* Written instruction A *
Translate the sentence "Every move is knowable, the better player almost always wins" from the notes on organizational agility below into Spanish.
* Written instruction B *
Reproduce word for word the part of the notes on organizational agility below that falls between "- Doing the" and "the new economy)", inclusive.

* Source excerpt *
Organizational Agility: Risk, uncertainty and strategy in the
innovation economy” By Teece, Peteraf and Leih (2016)
Previous research state that firms should become agile no matter the cost and stay in a
constant state of radical transformation
However agility sacrifices efficiency
Risk vs. uncertainty
Risk - “Known unknowns”
- Can be reduced because of ‘natural hedges’
- Can be reduced through contracts, procedures and protocols
Example: when a company has offshore subsidiaries and buys all resources in the host
country to minimize exchange rate risk
Uncertainty - “Unknown unknowns”
- Doing the right things is more important than doing things right, however really hard
when there is uncertainty
- Solution to uncertainty: dynamic capabilities
- Degree of uncertainty increased dramatically as global economy has become more
advanced & integrated ambiguity
Comparison:
- Industrial economy = Chess
o Every move is knowable, the better player almost always wins
o Finite number of moves and counter moves
o Managing risks
- New innovation economy = Mixed martial arts
o Infinity of different combinations of moves (like in the new economy)

[Source data]

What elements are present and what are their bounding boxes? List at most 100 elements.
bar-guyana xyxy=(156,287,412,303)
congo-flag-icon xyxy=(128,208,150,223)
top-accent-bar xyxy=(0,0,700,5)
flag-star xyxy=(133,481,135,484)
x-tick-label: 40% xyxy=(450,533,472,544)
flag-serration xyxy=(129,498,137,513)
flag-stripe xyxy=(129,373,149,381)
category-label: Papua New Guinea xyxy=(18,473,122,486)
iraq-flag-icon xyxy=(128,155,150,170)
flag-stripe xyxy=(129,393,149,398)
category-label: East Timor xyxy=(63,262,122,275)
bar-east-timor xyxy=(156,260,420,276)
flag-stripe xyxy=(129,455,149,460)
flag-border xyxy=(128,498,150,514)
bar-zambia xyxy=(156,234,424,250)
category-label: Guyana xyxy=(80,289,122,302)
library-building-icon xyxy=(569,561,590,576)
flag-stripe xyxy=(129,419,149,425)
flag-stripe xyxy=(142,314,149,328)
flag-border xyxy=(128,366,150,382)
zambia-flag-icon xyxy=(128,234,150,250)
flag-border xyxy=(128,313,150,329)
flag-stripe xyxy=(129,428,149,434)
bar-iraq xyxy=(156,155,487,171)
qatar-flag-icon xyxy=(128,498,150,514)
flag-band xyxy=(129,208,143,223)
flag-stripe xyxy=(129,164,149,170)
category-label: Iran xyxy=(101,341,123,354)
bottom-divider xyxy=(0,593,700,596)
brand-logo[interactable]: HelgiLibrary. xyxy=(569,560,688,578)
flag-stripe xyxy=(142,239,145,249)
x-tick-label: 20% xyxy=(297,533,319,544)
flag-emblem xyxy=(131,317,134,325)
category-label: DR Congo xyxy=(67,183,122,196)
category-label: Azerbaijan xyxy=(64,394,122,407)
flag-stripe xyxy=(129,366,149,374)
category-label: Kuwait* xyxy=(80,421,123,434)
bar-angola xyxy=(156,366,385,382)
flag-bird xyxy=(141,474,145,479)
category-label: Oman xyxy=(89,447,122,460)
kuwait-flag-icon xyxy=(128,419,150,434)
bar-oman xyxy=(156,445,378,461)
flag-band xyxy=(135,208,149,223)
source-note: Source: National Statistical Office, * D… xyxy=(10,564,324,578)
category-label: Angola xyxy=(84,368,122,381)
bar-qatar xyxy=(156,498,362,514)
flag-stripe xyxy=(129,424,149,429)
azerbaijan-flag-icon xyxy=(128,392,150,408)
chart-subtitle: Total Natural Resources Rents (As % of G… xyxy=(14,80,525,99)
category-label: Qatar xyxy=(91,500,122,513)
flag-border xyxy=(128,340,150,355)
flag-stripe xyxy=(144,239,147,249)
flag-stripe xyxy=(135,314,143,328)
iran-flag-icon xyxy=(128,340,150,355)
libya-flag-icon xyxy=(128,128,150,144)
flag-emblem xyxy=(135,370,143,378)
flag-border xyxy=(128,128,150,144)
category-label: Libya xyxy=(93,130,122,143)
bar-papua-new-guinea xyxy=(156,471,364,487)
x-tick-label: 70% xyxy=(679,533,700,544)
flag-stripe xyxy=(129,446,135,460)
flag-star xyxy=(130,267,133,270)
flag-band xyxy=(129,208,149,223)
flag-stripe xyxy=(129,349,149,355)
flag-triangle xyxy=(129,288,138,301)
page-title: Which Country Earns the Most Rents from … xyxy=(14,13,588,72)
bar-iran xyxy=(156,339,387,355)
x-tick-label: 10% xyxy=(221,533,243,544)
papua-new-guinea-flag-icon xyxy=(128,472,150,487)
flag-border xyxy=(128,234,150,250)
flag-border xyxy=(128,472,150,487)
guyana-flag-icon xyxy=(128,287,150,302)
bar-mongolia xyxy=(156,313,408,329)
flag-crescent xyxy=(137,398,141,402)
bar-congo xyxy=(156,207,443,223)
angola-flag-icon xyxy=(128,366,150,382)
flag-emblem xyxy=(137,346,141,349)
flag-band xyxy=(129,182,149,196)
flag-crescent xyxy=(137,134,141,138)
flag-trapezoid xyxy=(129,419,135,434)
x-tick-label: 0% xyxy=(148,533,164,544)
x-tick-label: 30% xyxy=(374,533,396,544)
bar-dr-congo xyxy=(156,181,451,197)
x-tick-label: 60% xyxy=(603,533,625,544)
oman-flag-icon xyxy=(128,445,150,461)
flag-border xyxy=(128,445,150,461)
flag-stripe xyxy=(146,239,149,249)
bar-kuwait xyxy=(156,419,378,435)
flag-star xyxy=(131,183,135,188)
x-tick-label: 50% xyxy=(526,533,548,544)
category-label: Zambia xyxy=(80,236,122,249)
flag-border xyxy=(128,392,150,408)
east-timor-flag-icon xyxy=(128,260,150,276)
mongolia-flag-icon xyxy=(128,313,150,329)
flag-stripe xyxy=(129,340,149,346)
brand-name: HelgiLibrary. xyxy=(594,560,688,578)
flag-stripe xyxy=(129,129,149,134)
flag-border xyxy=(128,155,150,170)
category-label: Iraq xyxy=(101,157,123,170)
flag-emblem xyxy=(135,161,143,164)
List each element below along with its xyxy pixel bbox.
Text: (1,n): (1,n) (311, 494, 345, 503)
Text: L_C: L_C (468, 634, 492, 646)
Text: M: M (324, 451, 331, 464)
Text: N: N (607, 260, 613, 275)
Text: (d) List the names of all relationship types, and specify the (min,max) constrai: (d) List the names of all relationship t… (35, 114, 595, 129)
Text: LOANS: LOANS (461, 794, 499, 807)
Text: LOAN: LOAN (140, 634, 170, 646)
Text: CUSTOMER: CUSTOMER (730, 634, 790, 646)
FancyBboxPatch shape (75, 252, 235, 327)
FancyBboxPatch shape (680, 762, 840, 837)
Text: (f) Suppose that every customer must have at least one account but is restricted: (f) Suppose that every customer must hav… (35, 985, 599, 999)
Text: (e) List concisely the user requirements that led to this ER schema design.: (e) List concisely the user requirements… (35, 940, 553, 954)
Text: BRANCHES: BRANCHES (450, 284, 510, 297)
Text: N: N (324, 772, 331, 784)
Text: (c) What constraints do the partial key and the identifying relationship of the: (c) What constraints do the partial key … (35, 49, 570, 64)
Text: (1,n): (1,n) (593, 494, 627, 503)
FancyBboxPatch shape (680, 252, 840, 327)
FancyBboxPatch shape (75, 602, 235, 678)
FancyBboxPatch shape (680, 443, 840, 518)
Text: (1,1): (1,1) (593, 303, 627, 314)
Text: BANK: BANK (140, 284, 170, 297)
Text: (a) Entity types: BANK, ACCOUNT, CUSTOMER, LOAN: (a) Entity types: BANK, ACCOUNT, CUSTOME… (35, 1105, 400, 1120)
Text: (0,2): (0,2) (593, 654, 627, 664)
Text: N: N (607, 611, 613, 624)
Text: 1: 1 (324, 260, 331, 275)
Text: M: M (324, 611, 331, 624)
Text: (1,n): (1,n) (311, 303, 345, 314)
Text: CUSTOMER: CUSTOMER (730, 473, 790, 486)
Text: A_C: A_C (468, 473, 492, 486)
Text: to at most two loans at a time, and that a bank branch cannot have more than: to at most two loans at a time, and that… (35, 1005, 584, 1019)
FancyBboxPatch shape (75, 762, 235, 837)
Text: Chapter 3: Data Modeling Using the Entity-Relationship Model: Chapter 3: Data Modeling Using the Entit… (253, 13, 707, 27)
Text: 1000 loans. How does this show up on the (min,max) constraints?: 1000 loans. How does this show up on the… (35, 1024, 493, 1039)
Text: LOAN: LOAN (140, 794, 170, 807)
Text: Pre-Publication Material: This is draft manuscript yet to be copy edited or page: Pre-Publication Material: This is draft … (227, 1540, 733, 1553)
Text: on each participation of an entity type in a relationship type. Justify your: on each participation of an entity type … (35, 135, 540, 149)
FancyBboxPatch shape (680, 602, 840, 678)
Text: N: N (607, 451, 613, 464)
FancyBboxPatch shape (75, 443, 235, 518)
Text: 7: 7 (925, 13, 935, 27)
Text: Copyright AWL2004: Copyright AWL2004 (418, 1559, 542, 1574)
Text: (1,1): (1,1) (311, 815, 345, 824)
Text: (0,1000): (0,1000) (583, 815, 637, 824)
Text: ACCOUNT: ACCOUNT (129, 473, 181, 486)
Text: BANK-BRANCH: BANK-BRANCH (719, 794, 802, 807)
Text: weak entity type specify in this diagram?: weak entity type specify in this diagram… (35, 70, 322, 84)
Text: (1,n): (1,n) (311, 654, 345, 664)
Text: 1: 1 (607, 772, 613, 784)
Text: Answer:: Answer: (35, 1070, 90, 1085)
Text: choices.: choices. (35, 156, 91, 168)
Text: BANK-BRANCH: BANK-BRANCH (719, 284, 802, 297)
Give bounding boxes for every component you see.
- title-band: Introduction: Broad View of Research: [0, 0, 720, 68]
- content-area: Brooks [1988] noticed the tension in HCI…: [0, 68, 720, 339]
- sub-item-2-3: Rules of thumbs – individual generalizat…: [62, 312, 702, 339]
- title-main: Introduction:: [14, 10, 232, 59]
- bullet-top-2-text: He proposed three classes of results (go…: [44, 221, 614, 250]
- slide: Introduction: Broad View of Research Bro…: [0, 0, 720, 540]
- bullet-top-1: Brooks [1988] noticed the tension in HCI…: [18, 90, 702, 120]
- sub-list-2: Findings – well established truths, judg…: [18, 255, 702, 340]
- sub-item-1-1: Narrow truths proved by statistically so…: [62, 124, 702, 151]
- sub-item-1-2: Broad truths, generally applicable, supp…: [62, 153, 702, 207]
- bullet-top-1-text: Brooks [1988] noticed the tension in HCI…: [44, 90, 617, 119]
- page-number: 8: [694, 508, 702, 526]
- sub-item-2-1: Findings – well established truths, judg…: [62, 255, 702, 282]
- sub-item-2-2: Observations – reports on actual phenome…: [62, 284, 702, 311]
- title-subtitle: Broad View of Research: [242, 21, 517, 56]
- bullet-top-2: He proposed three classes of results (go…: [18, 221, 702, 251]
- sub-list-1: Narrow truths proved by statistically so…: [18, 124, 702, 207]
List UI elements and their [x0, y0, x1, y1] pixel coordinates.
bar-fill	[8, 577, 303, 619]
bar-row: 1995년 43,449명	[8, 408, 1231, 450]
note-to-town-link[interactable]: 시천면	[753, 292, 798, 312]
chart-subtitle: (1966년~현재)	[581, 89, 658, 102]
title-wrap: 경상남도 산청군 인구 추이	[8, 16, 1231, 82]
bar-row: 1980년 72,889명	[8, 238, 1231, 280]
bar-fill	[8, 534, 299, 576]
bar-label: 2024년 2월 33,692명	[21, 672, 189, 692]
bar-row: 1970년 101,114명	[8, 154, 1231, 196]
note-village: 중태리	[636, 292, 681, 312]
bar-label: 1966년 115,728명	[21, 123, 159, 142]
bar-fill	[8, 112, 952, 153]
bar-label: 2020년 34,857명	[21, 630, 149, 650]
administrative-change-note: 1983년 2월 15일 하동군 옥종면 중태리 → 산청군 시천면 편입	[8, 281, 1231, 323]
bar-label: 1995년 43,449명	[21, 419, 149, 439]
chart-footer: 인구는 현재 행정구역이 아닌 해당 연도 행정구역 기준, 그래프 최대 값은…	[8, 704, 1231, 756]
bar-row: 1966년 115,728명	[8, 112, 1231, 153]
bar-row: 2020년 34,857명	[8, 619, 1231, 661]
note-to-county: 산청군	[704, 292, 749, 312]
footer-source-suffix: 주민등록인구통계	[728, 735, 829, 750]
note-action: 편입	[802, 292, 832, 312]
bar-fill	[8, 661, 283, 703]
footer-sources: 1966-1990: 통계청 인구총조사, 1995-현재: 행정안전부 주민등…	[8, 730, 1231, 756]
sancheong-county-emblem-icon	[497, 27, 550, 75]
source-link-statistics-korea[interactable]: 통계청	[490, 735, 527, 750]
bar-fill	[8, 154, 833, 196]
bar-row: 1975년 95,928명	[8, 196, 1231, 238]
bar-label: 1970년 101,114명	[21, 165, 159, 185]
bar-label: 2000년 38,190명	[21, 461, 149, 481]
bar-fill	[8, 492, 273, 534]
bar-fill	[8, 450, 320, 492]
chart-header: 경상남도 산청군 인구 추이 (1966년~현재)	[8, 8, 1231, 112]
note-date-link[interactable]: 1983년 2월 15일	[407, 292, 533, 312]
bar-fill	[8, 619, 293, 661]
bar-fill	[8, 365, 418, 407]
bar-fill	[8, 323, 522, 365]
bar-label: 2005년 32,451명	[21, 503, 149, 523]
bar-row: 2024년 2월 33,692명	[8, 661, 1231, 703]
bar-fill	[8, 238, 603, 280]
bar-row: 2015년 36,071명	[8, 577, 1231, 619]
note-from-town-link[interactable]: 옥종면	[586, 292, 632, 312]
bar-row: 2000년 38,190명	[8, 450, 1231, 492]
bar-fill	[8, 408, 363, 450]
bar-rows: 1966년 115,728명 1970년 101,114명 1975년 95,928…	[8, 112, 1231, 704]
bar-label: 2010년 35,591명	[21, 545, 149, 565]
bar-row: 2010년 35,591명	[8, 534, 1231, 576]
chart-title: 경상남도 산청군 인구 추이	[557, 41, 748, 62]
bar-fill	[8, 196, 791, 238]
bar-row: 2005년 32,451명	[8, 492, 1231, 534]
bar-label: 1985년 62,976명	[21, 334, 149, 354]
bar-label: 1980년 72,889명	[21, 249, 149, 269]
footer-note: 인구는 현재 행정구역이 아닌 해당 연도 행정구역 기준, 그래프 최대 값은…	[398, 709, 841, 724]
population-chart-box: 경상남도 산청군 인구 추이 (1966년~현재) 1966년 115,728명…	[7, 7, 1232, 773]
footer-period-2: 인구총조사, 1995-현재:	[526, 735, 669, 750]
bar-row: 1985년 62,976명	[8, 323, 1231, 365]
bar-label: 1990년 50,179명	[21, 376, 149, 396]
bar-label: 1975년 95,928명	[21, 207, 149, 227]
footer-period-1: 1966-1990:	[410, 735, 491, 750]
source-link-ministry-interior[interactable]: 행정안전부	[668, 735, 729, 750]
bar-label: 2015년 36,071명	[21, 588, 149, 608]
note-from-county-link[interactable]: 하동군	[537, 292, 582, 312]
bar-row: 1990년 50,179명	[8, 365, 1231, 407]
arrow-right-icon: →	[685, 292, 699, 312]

* Output A *
Cada jugada se puede conocer, el mejor jugador casi siempre gana.

* Output B *
- Doing the right things is more important than doing things right, however really hard
when there is uncertainty
- Solution to uncertainty: dynamic capabilities
- Degree of uncertainty increased dramatically as global economy has become more
advanced & integrated ambiguity
Comparison:
- Industrial economy = Chess
o Every move is knowable, the better player almost always wins
o Finite number of moves and counter moves
o Managing risks
- New innovation economy = Mixed martial arts
o Infinity of different combinations of moves (like in the new economy)